● Consignes:
a - Relevez chacun des articles de loi ou d'ordonnance cités dans l'extrait juridique sur la RHT ci-dessous, en ne mentionnant chacun qu'une seule fois.
b - Rédigez la suite de l'extrait juridique sur la RHT ci-dessous, en reprenant juste après sa dernière phrase.

● Texte fourni:
_ _ _ _ _ _ _

Dans la directive du 9 avril 2020, le SECO a précisé que pour les demandes déposées en retard, le 17 mars 2020 est considéré comme la date de réception, si l’entreprise a dû fermer en raison des mesures prises par les autorités et qu’elle a déposé sa demande avant le 31 mars 2020 (date de réception / cachet de la poste).

La chambre de céans a jugé dans un arrêt de principe du 25 juin 2020 (ATAS/510/2020) qu’en admettant la rétroactivité des demandes déposées avant le 31 mars 2020, le SECO avait adopté une pratique contraire à l’art. 8b de l’ordonnance COVID-19 assurance-chômage et à la non-rétroactivité des indemnités en cas de RHT au sens des art. 36 LACI et 58 OACI. Il ressortait de l’interprétation de l’art. 8b précité que le Conseil fédéral avait supprimé le délai de préavis, mais pas le préavis lui-même. En d’autres termes, une indemnisation pour RHT devait toujours être annoncée à l’avance, même en application de l’art. 8b. Ainsi, entre le 17 mars et le 31 mai 2020, lorsqu’il avait l’intention de requérir une indemnité en faveur de ses travailleurs, l’employeur ne devait plus respecter un délai de préavis de dix jours avant d’introduire la RHT. Cela étant, il restait tenu d’aviser l’autorité cantonale, par écrit, avant le début de la RHT en question, le droit aux indemnités ne pouvant naître rétroactivement à l'avis. Pendant cette période particulière, la date du préavis correspondait ainsi au début de la RHT et au début de l’indemnisation.

  1. En l’espèce, la recourante gère un restaurant qui a dû fermer le 16 mars 2020 en exécution de l’art. 6 de l’ordonnance 2 COVID-19. Ce n’est toutefois que le 7 avril 2020 qu’elle a déposé un préavis de RHT avec effet au 16 mars 2020. Comme cela ressort des considérants précités, jusqu’au 31 mai 2020, seul le délai de préavis de dix jours a été supprimé. Ainsi, la recourante avait droit à l’indemnité en cas de RHT dès le jour de sa demande à l’intimé, sans effet rétroactif. Dès lors qu’elle a communiqué son préavis de RHT par courriel du 2 avril 2020 à l’intimé, c’est à juste titre que ce dernier lui a octroyé l’indemnité en cas de RHT à compter de cette date seulement.”

_ _ _ _ _ _ _

● Données de segmentation de page:
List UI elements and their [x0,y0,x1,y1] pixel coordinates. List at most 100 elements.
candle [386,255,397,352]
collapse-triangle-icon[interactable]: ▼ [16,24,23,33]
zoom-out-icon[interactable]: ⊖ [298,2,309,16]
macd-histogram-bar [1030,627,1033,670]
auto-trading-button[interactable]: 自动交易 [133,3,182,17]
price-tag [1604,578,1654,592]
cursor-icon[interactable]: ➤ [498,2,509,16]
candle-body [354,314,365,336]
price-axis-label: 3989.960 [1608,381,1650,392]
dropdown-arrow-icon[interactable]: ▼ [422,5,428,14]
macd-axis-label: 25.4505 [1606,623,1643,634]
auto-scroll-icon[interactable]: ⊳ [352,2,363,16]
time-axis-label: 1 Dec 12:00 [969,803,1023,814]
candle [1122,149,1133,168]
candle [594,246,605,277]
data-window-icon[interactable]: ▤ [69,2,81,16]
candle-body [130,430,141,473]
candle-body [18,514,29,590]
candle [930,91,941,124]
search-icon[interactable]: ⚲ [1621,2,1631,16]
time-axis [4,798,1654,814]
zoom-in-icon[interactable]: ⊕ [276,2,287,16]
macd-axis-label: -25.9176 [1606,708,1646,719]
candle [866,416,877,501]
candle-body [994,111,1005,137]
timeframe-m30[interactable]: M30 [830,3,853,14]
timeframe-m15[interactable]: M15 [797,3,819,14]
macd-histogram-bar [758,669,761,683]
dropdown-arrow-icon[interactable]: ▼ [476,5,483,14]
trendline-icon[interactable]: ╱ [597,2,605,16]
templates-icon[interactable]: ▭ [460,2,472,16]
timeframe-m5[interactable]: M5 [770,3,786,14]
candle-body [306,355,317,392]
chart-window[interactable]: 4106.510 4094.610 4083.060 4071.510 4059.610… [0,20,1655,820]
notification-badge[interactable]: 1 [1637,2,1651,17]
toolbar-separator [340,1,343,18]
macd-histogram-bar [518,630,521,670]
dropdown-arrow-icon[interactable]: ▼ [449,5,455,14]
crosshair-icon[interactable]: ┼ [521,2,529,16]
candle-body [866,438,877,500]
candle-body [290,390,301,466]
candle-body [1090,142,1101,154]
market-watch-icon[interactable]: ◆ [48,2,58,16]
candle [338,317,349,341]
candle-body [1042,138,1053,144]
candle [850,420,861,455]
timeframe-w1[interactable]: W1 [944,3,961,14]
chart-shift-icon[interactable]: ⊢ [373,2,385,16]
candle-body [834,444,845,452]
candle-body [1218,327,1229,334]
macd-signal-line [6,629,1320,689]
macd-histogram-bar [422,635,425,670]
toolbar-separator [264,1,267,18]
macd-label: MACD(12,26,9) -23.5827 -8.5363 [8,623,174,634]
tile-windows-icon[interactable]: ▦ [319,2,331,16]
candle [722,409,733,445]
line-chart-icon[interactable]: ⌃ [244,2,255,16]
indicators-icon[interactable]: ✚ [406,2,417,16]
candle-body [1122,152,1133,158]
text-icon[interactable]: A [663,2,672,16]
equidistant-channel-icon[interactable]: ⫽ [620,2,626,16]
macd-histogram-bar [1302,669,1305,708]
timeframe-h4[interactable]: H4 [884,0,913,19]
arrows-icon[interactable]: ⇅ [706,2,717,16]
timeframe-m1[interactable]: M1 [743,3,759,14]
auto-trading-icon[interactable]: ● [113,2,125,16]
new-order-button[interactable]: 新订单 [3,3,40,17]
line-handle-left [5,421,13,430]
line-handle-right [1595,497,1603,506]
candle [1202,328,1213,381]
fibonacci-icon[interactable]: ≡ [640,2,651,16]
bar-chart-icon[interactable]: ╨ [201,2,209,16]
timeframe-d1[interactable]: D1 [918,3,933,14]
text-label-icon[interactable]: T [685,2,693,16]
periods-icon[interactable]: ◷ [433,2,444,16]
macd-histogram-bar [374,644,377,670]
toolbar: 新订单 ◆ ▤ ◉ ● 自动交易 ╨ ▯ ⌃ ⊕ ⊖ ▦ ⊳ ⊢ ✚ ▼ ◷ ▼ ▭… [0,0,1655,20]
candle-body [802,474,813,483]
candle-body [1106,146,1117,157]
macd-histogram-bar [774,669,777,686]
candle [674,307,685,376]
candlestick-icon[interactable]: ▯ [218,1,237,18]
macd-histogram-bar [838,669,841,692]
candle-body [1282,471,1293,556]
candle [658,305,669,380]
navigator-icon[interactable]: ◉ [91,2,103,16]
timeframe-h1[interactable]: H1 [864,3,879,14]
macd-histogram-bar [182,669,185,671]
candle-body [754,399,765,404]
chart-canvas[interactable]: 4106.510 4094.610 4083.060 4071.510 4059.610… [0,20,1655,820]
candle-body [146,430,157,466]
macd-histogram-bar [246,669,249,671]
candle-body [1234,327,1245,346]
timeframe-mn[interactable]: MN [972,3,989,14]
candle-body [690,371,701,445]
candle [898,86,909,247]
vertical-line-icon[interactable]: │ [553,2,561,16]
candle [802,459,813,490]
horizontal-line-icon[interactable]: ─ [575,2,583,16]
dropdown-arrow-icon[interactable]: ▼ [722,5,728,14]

_ _ _ _ _ _ _

● Réponses par consigne:
a -
- art. 8b de l'ordonnance COVID-19 assurance-chômage
- art. 36 LACI
- art. 58 OACI
- art. 6 de l'ordonnance 2 COVID-19

b -
Nella sentenza ATAS/510/2020 del 25 giugno 2020, la Corte di giustizia del Canton Ginevra si era invece così espressa:

" (…)

  1. La question qui se pose dans ce contexte est celle de savoir si l’art. 8b de l’ordonnance COVID-19 assurance-chômage a suspendu, tant que dure la pandémie, le principe de la non-rétroactivité des indemnités en cas de RHT tel que prévu par l’art. 36 LACI (Boris RUBIN, op. cit. n° 11 ad art. 36 LACI, Bulletin LACI RT, G7 ad art. 36 LACI ; Jean-Philippe DUNAND / Rémy WYLER, Quelques implications du coronavirus en droit suisse du travail, in Newsletter DroitduTravail.ch du 9 avril 2020 de l’Université de Neuchâtel, let. e pp. 15 et 16).

(…).

  1. a. Comme cela ressort de la jurisprudence susmentionnée, il convient d’interpréter l’art. 8b de l’ordonnance COVID-19 assurance-chômage conformément aux diverses méthodes d’interprétation applicables en la matière.

C’est le lieu de rappeler que l’art. 8b de l’ordonnance précitée est libellé de la manière suivante:

1En dérogation aux art. 36, al. 1, LACI et 58 al. 1 à 4, de l’ordonnance du 31 août 1983 sur l’assurance-chômage (OACI), l’employeur n’est pas tenu de respecter un délai de préavis lorsqu’il a l’intention de requérir l’indemnité en cas de réduction de l’horaire de travail en faveur de ses travailleurs.

2Le préavis de réduction de l’horaire de travail peut également être communiqué par téléphone. L’employeur est tenu de confirmer immédiatement par écrit la communication téléphonique.

Soit en allemand:

1In Abweichung von Artikel 36 Absatz 1 AVIG4 und Artikel 58 Absätze 1–4 der Arbeitslosenversicherungsverordnung vom 31. August 1983 (AVIV) muss der Arbeitgeber keine Voranmeldefrist abwarten, wenn er beabsichtigt, für seine Arbeitnehmerinnen und Arbeitnehmer Kurzarbeitsentschädigung geltend zu machen.

2Die Kurzarbeit kann auch telefonisch vorangemeldet werden. Der Arbeitgeber muss die telefonische Voranmeldung unverzüglich schriftlich bestätigen.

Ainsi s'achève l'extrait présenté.